What is asked
In the listing below, locate the lines that hold the string "العلماء". Copy those lines.

[Stored records]
[BEGIN]

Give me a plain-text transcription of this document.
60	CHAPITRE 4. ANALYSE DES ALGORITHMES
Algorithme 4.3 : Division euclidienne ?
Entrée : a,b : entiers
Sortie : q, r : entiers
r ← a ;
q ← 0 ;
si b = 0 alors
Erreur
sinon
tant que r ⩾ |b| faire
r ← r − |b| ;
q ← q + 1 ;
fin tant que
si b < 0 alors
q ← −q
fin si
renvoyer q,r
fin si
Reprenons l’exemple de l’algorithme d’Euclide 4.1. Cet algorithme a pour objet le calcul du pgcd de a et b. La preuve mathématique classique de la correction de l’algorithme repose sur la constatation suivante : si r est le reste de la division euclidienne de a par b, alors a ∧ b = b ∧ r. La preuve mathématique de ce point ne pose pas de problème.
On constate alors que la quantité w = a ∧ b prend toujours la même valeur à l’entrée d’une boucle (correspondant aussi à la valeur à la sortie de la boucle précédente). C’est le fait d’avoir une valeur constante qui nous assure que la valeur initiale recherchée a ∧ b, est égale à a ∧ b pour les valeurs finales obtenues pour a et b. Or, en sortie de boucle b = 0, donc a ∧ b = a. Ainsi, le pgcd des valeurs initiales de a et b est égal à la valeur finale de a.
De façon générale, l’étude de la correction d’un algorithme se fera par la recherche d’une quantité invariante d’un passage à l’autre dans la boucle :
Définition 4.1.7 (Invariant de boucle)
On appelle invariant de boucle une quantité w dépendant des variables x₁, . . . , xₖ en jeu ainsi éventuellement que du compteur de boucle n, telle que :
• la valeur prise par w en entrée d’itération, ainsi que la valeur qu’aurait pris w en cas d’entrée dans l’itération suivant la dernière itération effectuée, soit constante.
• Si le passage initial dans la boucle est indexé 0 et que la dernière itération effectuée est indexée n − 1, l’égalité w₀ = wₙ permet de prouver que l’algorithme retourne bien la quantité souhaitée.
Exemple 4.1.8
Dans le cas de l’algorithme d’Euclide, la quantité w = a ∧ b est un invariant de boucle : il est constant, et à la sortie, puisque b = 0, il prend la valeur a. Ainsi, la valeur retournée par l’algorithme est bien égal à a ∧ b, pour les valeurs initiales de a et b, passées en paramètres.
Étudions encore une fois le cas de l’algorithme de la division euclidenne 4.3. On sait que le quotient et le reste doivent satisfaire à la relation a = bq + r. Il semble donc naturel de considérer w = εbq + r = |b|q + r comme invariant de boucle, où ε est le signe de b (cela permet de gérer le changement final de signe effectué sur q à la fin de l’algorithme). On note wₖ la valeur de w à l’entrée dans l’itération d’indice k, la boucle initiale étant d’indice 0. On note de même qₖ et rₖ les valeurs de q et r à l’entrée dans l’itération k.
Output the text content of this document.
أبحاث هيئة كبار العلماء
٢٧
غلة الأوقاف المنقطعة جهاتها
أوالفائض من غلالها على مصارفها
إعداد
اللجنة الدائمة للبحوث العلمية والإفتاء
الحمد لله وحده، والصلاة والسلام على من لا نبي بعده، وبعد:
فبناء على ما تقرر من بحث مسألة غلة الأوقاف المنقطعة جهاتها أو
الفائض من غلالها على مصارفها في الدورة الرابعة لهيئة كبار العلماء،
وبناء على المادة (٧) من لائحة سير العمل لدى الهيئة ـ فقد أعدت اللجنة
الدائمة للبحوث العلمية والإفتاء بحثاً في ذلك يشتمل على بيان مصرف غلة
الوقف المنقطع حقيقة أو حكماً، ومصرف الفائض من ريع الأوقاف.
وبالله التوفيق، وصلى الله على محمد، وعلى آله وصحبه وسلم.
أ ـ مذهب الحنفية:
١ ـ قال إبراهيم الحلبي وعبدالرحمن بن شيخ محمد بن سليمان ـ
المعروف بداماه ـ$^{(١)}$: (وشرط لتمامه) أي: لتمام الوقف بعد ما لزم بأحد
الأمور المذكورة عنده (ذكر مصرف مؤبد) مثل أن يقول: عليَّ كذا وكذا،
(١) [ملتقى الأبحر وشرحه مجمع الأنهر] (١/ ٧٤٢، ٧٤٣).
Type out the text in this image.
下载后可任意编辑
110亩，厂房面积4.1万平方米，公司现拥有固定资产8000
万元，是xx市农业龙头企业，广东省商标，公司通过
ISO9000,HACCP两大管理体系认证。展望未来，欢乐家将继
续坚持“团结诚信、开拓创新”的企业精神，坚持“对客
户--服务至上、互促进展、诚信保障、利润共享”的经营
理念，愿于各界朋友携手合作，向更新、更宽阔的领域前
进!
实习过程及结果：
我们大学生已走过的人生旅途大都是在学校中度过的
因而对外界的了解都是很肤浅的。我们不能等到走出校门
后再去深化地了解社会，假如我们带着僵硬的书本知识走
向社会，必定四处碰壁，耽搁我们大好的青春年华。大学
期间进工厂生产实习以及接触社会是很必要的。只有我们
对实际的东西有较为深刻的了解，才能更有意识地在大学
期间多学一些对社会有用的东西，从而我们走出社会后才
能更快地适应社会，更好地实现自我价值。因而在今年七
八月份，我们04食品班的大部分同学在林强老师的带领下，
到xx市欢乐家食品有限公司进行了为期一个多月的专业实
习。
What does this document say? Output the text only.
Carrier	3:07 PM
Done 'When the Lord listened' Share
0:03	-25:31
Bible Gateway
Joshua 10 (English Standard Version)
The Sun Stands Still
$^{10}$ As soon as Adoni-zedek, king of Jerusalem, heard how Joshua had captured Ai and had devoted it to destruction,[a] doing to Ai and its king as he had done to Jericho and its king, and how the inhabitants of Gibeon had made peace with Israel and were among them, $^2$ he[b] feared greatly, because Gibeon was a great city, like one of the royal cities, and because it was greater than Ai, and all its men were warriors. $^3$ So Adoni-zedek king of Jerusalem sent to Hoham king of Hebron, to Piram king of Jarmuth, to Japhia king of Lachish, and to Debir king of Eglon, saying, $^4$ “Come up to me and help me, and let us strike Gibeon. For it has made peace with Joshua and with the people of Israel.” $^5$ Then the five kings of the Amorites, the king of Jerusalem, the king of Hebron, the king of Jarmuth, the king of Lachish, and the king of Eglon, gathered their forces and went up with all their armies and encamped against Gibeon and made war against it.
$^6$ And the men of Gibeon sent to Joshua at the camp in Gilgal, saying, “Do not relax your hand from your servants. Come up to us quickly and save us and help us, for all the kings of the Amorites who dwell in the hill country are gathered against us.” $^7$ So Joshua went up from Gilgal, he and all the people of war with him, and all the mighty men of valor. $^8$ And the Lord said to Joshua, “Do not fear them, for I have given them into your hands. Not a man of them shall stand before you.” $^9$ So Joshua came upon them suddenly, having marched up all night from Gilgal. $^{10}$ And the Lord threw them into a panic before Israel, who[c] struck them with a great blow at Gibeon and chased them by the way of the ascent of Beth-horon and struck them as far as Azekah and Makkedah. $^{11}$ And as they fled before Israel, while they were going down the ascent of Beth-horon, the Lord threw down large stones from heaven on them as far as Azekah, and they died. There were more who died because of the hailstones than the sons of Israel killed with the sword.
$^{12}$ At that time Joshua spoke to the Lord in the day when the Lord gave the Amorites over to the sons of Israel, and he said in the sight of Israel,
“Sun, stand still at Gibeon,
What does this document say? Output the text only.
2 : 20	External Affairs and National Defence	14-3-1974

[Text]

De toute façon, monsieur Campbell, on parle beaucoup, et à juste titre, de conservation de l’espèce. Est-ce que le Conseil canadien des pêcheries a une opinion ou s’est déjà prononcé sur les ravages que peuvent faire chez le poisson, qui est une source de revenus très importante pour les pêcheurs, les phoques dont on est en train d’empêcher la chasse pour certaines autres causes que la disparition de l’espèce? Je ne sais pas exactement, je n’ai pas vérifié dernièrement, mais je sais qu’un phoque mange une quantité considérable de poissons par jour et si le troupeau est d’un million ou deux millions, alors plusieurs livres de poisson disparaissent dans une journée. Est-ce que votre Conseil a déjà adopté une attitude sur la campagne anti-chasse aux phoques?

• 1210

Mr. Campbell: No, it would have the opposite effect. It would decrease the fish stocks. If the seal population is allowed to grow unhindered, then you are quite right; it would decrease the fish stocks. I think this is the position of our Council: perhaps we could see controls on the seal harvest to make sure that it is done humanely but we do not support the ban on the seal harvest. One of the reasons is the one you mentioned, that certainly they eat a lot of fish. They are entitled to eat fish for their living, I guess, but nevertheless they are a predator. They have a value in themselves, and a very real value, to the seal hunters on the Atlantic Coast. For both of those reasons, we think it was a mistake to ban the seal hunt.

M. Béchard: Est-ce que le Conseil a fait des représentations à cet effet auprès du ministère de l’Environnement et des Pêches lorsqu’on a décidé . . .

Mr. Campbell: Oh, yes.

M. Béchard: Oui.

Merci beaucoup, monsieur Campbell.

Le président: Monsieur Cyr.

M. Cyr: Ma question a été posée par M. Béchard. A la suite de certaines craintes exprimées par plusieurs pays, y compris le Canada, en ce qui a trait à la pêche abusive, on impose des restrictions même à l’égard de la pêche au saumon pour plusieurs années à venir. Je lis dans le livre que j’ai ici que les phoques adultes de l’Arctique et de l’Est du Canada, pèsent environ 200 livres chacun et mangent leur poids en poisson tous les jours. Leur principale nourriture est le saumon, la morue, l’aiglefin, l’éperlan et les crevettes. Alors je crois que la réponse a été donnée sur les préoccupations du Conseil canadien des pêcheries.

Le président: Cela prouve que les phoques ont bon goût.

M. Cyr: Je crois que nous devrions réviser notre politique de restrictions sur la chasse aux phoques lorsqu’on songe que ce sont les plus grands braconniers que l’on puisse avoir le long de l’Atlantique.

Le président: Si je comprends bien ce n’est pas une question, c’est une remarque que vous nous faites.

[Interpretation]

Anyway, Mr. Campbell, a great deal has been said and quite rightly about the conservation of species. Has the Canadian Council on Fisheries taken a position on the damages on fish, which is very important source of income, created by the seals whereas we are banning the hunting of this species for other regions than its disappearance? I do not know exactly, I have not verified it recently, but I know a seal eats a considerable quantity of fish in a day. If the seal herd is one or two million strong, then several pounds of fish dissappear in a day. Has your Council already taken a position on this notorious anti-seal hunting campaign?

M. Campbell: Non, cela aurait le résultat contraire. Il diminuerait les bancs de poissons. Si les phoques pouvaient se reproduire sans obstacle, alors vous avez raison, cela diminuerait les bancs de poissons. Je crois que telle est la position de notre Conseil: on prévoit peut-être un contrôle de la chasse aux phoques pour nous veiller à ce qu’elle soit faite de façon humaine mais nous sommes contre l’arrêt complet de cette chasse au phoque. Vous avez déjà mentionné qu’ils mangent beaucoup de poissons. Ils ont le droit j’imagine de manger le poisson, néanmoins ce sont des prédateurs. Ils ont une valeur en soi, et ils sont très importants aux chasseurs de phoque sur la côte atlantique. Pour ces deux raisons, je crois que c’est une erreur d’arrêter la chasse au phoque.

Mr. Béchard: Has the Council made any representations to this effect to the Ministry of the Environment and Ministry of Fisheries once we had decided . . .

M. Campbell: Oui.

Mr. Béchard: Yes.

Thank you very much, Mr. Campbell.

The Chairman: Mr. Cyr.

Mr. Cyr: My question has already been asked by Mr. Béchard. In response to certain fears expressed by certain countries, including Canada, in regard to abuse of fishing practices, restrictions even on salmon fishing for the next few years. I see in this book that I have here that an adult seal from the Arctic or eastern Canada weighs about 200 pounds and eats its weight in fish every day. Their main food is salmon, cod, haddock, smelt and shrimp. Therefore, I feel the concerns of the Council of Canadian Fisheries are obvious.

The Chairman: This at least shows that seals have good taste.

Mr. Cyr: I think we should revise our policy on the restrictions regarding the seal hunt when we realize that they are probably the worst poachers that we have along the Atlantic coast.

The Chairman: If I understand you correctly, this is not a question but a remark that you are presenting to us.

[END]

Response below
أبحاث هيئة كبار العلماء
الفائض من غلالها على مصارفها في الدورة الرابعة لهيئة كبار العلماء،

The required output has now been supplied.